▶ **Written request**: Give the data below again exactly as it stands. Omit the pictures.

--- begin Entries shown ---

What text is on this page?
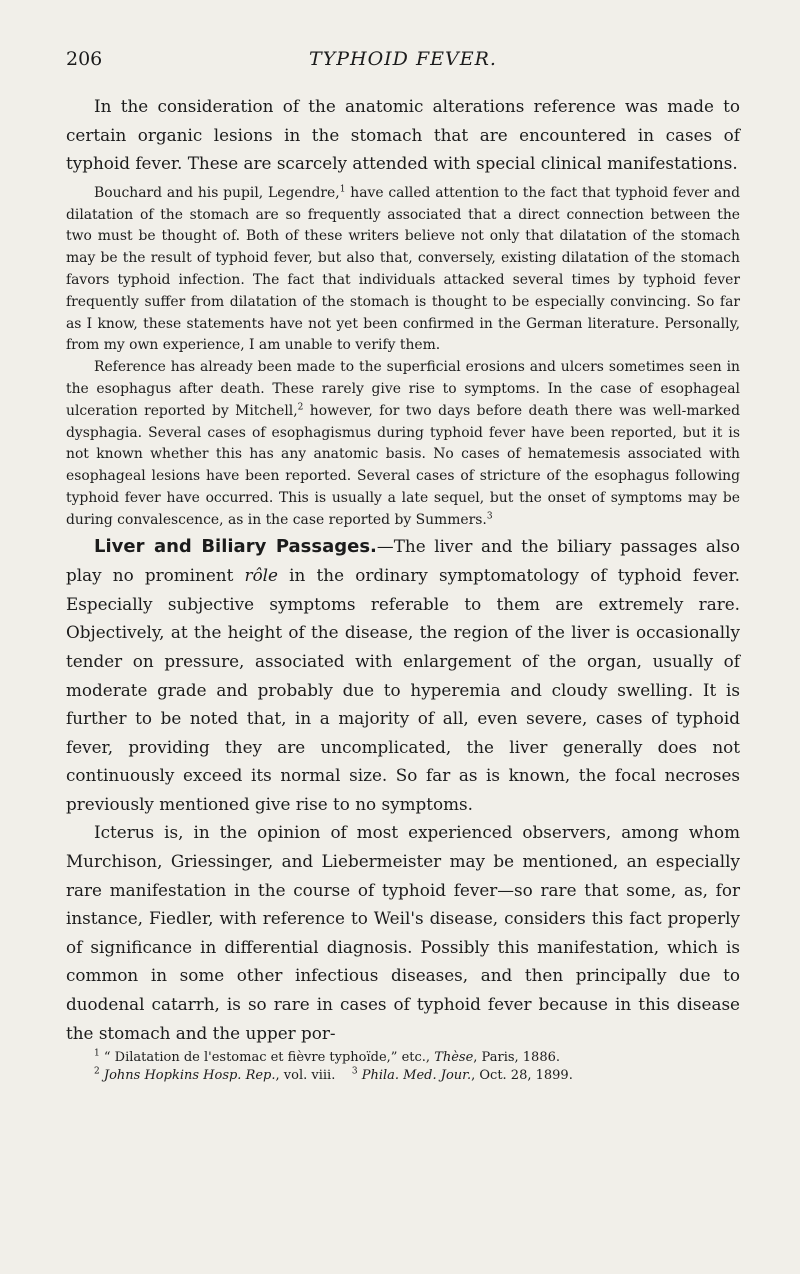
206	TYPHOID FEVER.

In the consideration of the anatomic alterations reference was made to certain organic lesions in the stomach that are encountered in cases of typhoid fever. These are scarcely attended with special clinical manifestations.

Bouchard and his pupil, Legendre,$^1$ have called attention to the fact that typhoid fever and dilatation of the stomach are so frequently associated that a direct connection between the two must be thought of. Both of these writers believe not only that dilatation of the stomach may be the result of typhoid fever, but also that, conversely, existing dilatation of the stomach favors typhoid infection. The fact that individuals attacked several times by typhoid fever frequently suffer from dilatation of the stomach is thought to be especially convincing. So far as I know, these statements have not yet been confirmed in the German literature. Personally, from my own experience, I am unable to verify them.

Reference has already been made to the superficial erosions and ulcers sometimes seen in the esophagus after death. These rarely give rise to symptoms. In the case of esophageal ulceration reported by Mitchell,$^2$ however, for two days before death there was well-marked dysphagia. Several cases of esophagismus during typhoid fever have been reported, but it is not known whether this has any anatomic basis. No cases of hematemesis associated with esophageal lesions have been reported. Several cases of stricture of the esophagus following typhoid fever have occurred. This is usually a late sequel, but the onset of symptoms may be during convalescence, as in the case reported by Summers.$^3$

Liver and Biliary Passages.—The liver and the biliary passages also play no prominent rôle in the ordinary symptomatology of typhoid fever. Especially subjective symptoms referable to them are extremely rare. Objectively, at the height of the disease, the region of the liver is occasionally tender on pressure, associated with enlargement of the organ, usually of moderate grade and probably due to hyperemia and cloudy swelling. It is further to be noted that, in a majority of all, even severe, cases of typhoid fever, providing they are uncomplicated, the liver generally does not continuously exceed its normal size. So far as is known, the focal necroses previously mentioned give rise to no symptoms.

Icterus is, in the opinion of most experienced observers, among whom Murchison, Griessinger, and Liebermeister may be mentioned, an especially rare manifestation in the course of typhoid fever—so rare that some, as, for instance, Fiedler, with reference to Weil's disease, considers this fact properly of significance in differential diagnosis. Possibly this manifestation, which is common in some other infectious diseases, and then principally due to duodenal catarrh, is so rare in cases of typhoid fever because in this disease the stomach and the upper por-

$^1$ “ Dilatation de l'estomac et fièvre typhoïde,” etc., Thèse, Paris, 1886.
$^2$ Johns Hopkins Hosp. Rep., vol. viii. $^3$ Phila. Med. Jour., Oct. 28, 1899.
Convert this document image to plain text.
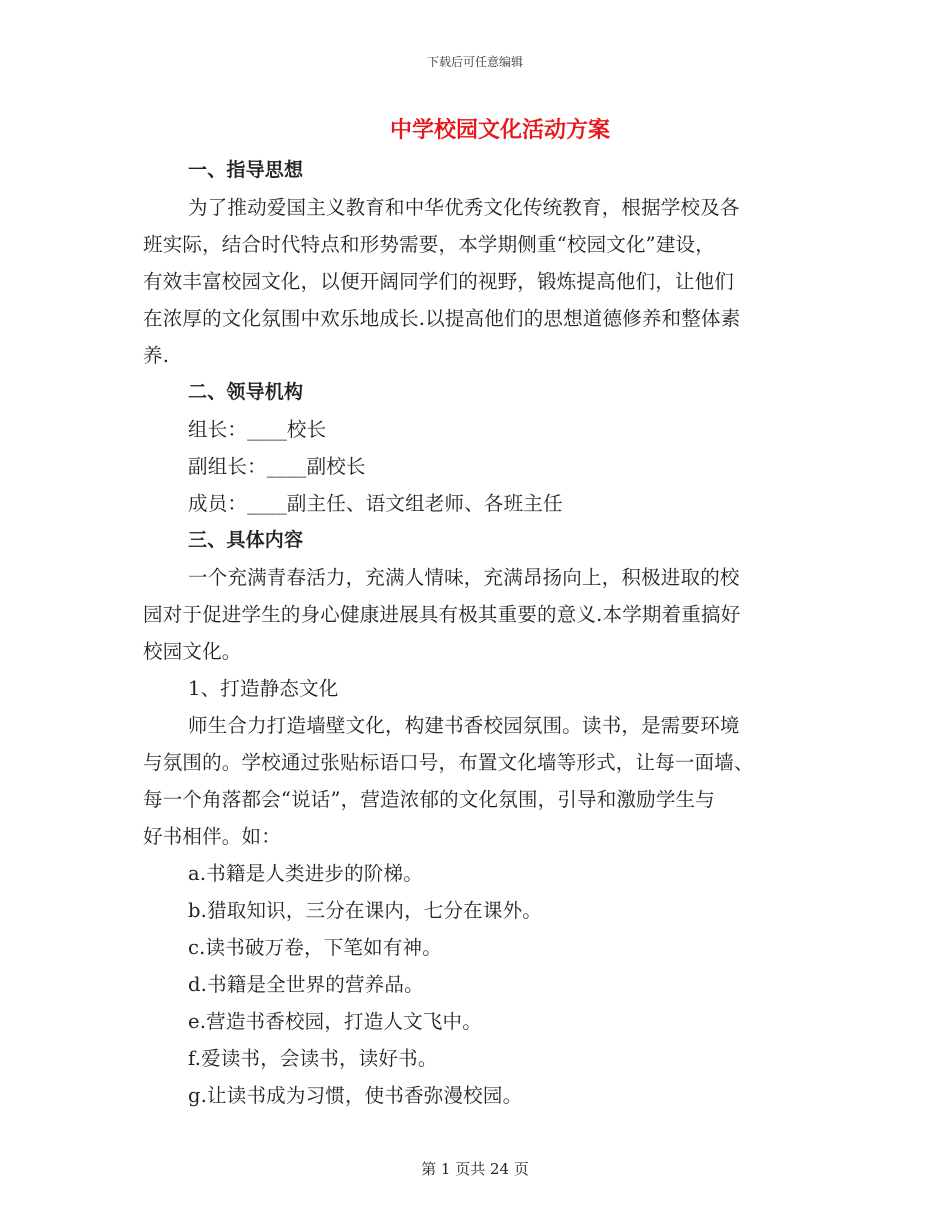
下载后可任意编辑
中学校园文化活动方案
一、指导思想
为了推动爱国主义教育和中华优秀文化传统教育，根据学校及各
班实际，结合时代特点和形势需要，本学期侧重“校园文化”建设，
有效丰富校园文化，以便开阔同学们的视野，锻炼提高他们，让他们
在浓厚的文化氛围中欢乐地成长.以提高他们的思想道德修养和整体素
养.
二、领导机构
组长：____校长
副组长：____副校长
成员：____副主任、语文组老师、各班主任
三、具体内容
一个充满青春活力，充满人情味，充满昂扬向上，积极进取的校
园对于促进学生的身心健康进展具有极其重要的意义.本学期着重搞好
校园文化。
1、打造静态文化
师生合力打造墙壁文化，构建书香校园氛围。读书，是需要环境
与氛围的。学校通过张贴标语口号，布置文化墙等形式，让每一面墙、
每一个角落都会“说话”，营造浓郁的文化氛围，引导和激励学生与
好书相伴。如：
a.书籍是人类进步的阶梯。
b.猎取知识，三分在课内，七分在课外。
c.读书破万卷，下笔如有神。
d.书籍是全世界的营养品。
e.营造书香校园，打造人文飞中。
f.爱读书，会读书，读好书。
g.让读书成为习惯，使书香弥漫校园。
第 1 页共 24 页
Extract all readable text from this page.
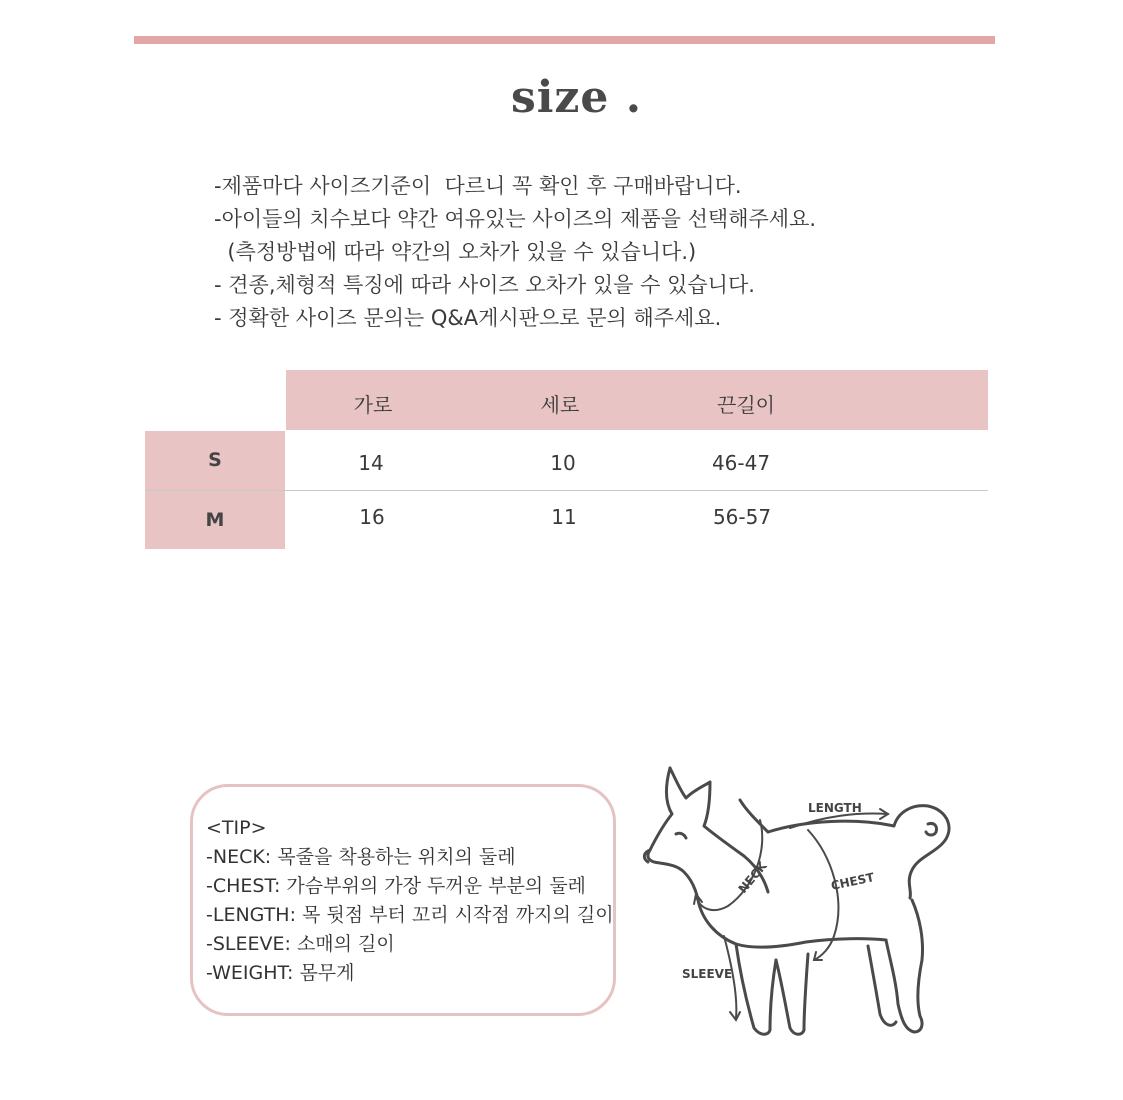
size .
-제품마다 사이즈기준이  다르니 꼭 확인 후 구매바랍니다.
-아이들의 치수보다 약간 여유있는 사이즈의 제품을 선택해주세요.
(측정방법에 따라 약간의 오차가 있을 수 있습니다.)
- 견종,체형적 특징에 따라 사이즈 오차가 있을 수 있습니다.
- 정확한 사이즈 문의는 Q&A게시판으로 문의 해주세요.
가로	세로	끈길이
S	14	10	46-47
M	16	11	56-57
<TIP>
-NECK: 목줄을 착용하는 위치의 둘레
-CHEST: 가슴부위의 가장 두꺼운 부분의 둘레
-LENGTH: 목 뒷점 부터 꼬리 시작점 까지의 길이
-SLEEVE: 소매의 길이
-WEIGHT: 몸무게
LENGTH
NECK	CHEST
SLEEVE
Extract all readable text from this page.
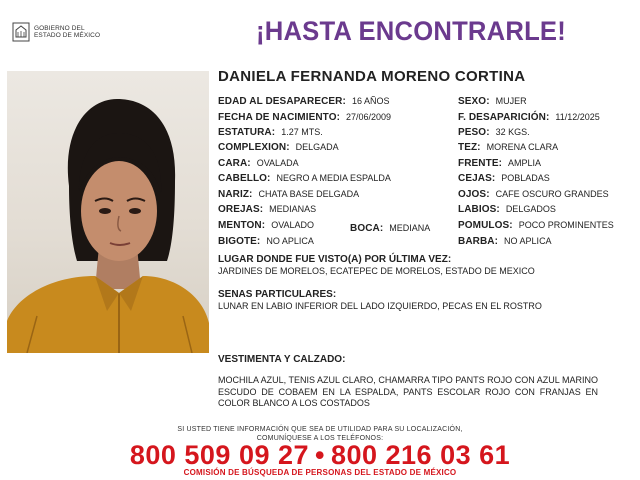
GOBIERNO DEL
ESTADO DE MÉXICO	¡HASTA ENCONTRARLE!
DANIELA FERNANDA MORENO CORTINA
EDAD AL DESAPARECER: 16 AÑOS
FECHA DE NACIMIENTO: 27/06/2009
ESTATURA: 1.27 MTS.
COMPLEXION: DELGADA
CARA: OVALADA
CABELLO: NEGRO A MEDIA ESPALDA
NARIZ: CHATA BASE DELGADA
OREJAS: MEDIANAS
MENTON: OVALADO	BOCA: MEDIANA
BIGOTE: NO APLICA
SEXO: MUJER
F. DESAPARICIÓN: 11/12/2025
PESO: 32 KGS.
TEZ: MORENA CLARA
FRENTE: AMPLIA
CEJAS: POBLADAS
OJOS: CAFE OSCURO GRANDES
LABIOS: DELGADOS
POMULOS: POCO PROMINENTES
BARBA: NO APLICA
LUGAR DONDE FUE VISTO(A) POR ÚLTIMA VEZ:
JARDINES DE MORELOS, ECATEPEC DE MORELOS, ESTADO DE MEXICO
SENAS PARTICULARES:
LUNAR EN LABIO INFERIOR DEL LADO IZQUIERDO, PECAS EN EL ROSTRO
VESTIMENTA Y CALZADO:
MOCHILA AZUL, TENIS AZUL CLARO, CHAMARRA TIPO PANTS ROJO CON AZUL MARINO ESCUDO DE COBAEM EN LA ESPALDA, PANTS ESCOLAR ROJO CON FRANJAS EN COLOR BLANCO A LOS COSTADOS
SI USTED TIENE INFORMACIÓN QUE SEA DE UTILIDAD PARA SU LOCALIZACIÓN,
COMUNÍQUESE A LOS TELÉFONOS:
800 509 09 27 • 800 216 03 61
COMISIÓN DE BÚSQUEDA DE PERSONAS DEL ESTADO DE MÉXICO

--- end Entries shown ---

▶ **Task output**:
What text is on this page?
206	TYPHOID FEVER.

In the consideration of the anatomic alterations reference was made to certain organic lesions in the stomach that are encountered in cases of typhoid fever. These are scarcely attended with special clinical manifestations.

Bouchard and his pupil, Legendre,$^1$ have called attention to the fact that typhoid fever and dilatation of the stomach are so frequently associated that a direct connection between the two must be thought of. Both of these writers believe not only that dilatation of the stomach may be the result of typhoid fever, but also that, conversely, existing dilatation of the stomach favors typhoid infection. The fact that individuals attacked several times by typhoid fever frequently suffer from dilatation of the stomach is thought to be especially convincing. So far as I know, these statements have not yet been confirmed in the German literature. Personally, from my own experience, I am unable to verify them.

Reference has already been made to the superficial erosions and ulcers sometimes seen in the esophagus after death. These rarely give rise to symptoms. In the case of esophageal ulceration reported by Mitchell,$^2$ however, for two days before death there was well-marked dysphagia. Several cases of esophagismus during typhoid fever have been reported, but it is not known whether this has any anatomic basis. No cases of hematemesis associated with esophageal lesions have been reported. Several cases of stricture of the esophagus following typhoid fever have occurred. This is usually a late sequel, but the onset of symptoms may be during convalescence, as in the case reported by Summers.$^3$

Liver and Biliary Passages.—The liver and the biliary passages also play no prominent rôle in the ordinary symptomatology of typhoid fever. Especially subjective symptoms referable to them are extremely rare. Objectively, at the height of the disease, the region of the liver is occasionally tender on pressure, associated with enlargement of the organ, usually of moderate grade and probably due to hyperemia and cloudy swelling. It is further to be noted that, in a majority of all, even severe, cases of typhoid fever, providing they are uncomplicated, the liver generally does not continuously exceed its normal size. So far as is known, the focal necroses previously mentioned give rise to no symptoms.

Icterus is, in the opinion of most experienced observers, among whom Murchison, Griessinger, and Liebermeister may be mentioned, an especially rare manifestation in the course of typhoid fever—so rare that some, as, for instance, Fiedler, with reference to Weil's disease, considers this fact properly of significance in differential diagnosis. Possibly this manifestation, which is common in some other infectious diseases, and then principally due to duodenal catarrh, is so rare in cases of typhoid fever because in this disease the stomach and the upper por-

$^1$ “ Dilatation de l'estomac et fièvre typhoïde,” etc., Thèse, Paris, 1886.
$^2$ Johns Hopkins Hosp. Rep., vol. viii. $^3$ Phila. Med. Jour., Oct. 28, 1899.
Convert this document image to plain text.
下载后可任意编辑
中学校园文化活动方案
一、指导思想
为了推动爱国主义教育和中华优秀文化传统教育，根据学校及各
班实际，结合时代特点和形势需要，本学期侧重“校园文化”建设，
有效丰富校园文化，以便开阔同学们的视野，锻炼提高他们，让他们
在浓厚的文化氛围中欢乐地成长.以提高他们的思想道德修养和整体素
养.
二、领导机构
组长：____校长
副组长：____副校长
成员：____副主任、语文组老师、各班主任
三、具体内容
一个充满青春活力，充满人情味，充满昂扬向上，积极进取的校
园对于促进学生的身心健康进展具有极其重要的意义.本学期着重搞好
校园文化。
1、打造静态文化
师生合力打造墙壁文化，构建书香校园氛围。读书，是需要环境
与氛围的。学校通过张贴标语口号，布置文化墙等形式，让每一面墙、
每一个角落都会“说话”，营造浓郁的文化氛围，引导和激励学生与
好书相伴。如：
a.书籍是人类进步的阶梯。
b.猎取知识，三分在课内，七分在课外。
c.读书破万卷，下笔如有神。
d.书籍是全世界的营养品。
e.营造书香校园，打造人文飞中。
f.爱读书，会读书，读好书。
g.让读书成为习惯，使书香弥漫校园。
第 1 页共 24 页
Extract all readable text from this page.
size .
-제품마다 사이즈기준이  다르니 꼭 확인 후 구매바랍니다.
-아이들의 치수보다 약간 여유있는 사이즈의 제품을 선택해주세요.
(측정방법에 따라 약간의 오차가 있을 수 있습니다.)
- 견종,체형적 특징에 따라 사이즈 오차가 있을 수 있습니다.
- 정확한 사이즈 문의는 Q&A게시판으로 문의 해주세요.
가로	세로	끈길이
S	14	10	46-47
M	16	11	56-57
<TIP>
-NECK: 목줄을 착용하는 위치의 둘레
-CHEST: 가슴부위의 가장 두꺼운 부분의 둘레
-LENGTH: 목 뒷점 부터 꼬리 시작점 까지의 길이
-SLEEVE: 소매의 길이
-WEIGHT: 몸무게
LENGTH
NECK	CHEST
SLEEVE
Extract all readable text from this page.
GOBIERNO DEL
ESTADO DE MÉXICO	¡HASTA ENCONTRARLE!
DANIELA FERNANDA MORENO CORTINA
EDAD AL DESAPARECER: 16 AÑOS
FECHA DE NACIMIENTO: 27/06/2009
ESTATURA: 1.27 MTS.
COMPLEXION: DELGADA
CARA: OVALADA
CABELLO: NEGRO A MEDIA ESPALDA
NARIZ: CHATA BASE DELGADA
OREJAS: MEDIANAS
MENTON: OVALADO	BOCA: MEDIANA
BIGOTE: NO APLICA
SEXO: MUJER
F. DESAPARICIÓN: 11/12/2025
PESO: 32 KGS.
TEZ: MORENA CLARA
FRENTE: AMPLIA
CEJAS: POBLADAS
OJOS: CAFE OSCURO GRANDES
LABIOS: DELGADOS
POMULOS: POCO PROMINENTES
BARBA: NO APLICA
LUGAR DONDE FUE VISTO(A) POR ÚLTIMA VEZ:
JARDINES DE MORELOS, ECATEPEC DE MORELOS, ESTADO DE MEXICO
SENAS PARTICULARES:
LUNAR EN LABIO INFERIOR DEL LADO IZQUIERDO, PECAS EN EL ROSTRO
VESTIMENTA Y CALZADO:
MOCHILA AZUL, TENIS AZUL CLARO, CHAMARRA TIPO PANTS ROJO CON AZUL MARINO ESCUDO DE COBAEM EN LA ESPALDA, PANTS ESCOLAR ROJO CON FRANJAS EN COLOR BLANCO A LOS COSTADOS
SI USTED TIENE INFORMACIÓN QUE SEA DE UTILIDAD PARA SU LOCALIZACIÓN,
COMUNÍQUESE A LOS TELÉFONOS:
800 509 09 27 • 800 216 03 61
COMISIÓN DE BÚSQUEDA DE PERSONAS DEL ESTADO DE MÉXICO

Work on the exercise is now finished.